Repeat every line of the records below word for word, without changing anything.

Recorded data
....
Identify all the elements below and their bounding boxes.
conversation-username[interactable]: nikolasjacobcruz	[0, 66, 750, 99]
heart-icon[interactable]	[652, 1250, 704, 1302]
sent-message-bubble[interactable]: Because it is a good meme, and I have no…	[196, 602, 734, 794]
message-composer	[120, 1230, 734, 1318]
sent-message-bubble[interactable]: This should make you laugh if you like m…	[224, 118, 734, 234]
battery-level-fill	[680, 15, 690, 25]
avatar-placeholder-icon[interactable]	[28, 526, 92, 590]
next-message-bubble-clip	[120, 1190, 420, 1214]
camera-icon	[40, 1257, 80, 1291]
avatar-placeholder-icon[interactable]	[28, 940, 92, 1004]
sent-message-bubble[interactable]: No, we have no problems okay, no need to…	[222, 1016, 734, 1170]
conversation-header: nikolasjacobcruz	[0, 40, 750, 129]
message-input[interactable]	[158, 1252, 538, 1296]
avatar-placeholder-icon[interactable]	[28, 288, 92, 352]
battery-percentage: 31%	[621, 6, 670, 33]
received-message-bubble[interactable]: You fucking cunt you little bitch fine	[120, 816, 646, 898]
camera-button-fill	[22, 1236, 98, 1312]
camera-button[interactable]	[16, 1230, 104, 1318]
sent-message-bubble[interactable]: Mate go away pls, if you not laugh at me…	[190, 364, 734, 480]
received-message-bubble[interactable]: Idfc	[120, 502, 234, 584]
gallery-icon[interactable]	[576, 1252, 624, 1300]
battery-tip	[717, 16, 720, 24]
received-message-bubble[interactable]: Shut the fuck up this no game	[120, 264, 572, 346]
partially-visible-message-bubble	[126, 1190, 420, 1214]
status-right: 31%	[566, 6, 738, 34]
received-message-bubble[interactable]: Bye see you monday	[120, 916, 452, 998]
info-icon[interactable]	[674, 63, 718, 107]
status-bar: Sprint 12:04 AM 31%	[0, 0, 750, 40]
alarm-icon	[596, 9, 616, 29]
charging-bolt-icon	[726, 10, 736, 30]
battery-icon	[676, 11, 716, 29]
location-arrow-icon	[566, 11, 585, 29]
....
## OUTPUT OF THE TASK:
Identify all the elements below and their bounding boxes.
conversation-username[interactable]: nikolasjacobcruz	[0, 66, 750, 99]
heart-icon[interactable]	[652, 1250, 704, 1302]
sent-message-bubble[interactable]: Because it is a good meme, and I have no…	[196, 602, 734, 794]
message-composer	[120, 1230, 734, 1318]
sent-message-bubble[interactable]: This should make you laugh if you like m…	[224, 118, 734, 234]
battery-level-fill	[680, 15, 690, 25]
avatar-placeholder-icon[interactable]	[28, 526, 92, 590]
next-message-bubble-clip	[120, 1190, 420, 1214]
camera-icon	[40, 1257, 80, 1291]
avatar-placeholder-icon[interactable]	[28, 940, 92, 1004]
sent-message-bubble[interactable]: No, we have no problems okay, no need to…	[222, 1016, 734, 1170]
conversation-header: nikolasjacobcruz	[0, 40, 750, 129]
message-input[interactable]	[158, 1252, 538, 1296]
avatar-placeholder-icon[interactable]	[28, 288, 92, 352]
battery-percentage: 31%	[621, 6, 670, 33]
received-message-bubble[interactable]: You fucking cunt you little bitch fine	[120, 816, 646, 898]
camera-button-fill	[22, 1236, 98, 1312]
camera-button[interactable]	[16, 1230, 104, 1318]
sent-message-bubble[interactable]: Mate go away pls, if you not laugh at me…	[190, 364, 734, 480]
received-message-bubble[interactable]: Idfc	[120, 502, 234, 584]
gallery-icon[interactable]	[576, 1252, 624, 1300]
battery-tip	[717, 16, 720, 24]
received-message-bubble[interactable]: Shut the fuck up this no game	[120, 264, 572, 346]
partially-visible-message-bubble	[126, 1190, 420, 1214]
status-right: 31%	[566, 6, 738, 34]
received-message-bubble[interactable]: Bye see you monday	[120, 916, 452, 998]
info-icon[interactable]	[674, 63, 718, 107]
status-bar: Sprint 12:04 AM 31%	[0, 0, 750, 40]
alarm-icon	[596, 9, 616, 29]
charging-bolt-icon	[726, 10, 736, 30]
battery-icon	[676, 11, 716, 29]
location-arrow-icon	[566, 11, 585, 29]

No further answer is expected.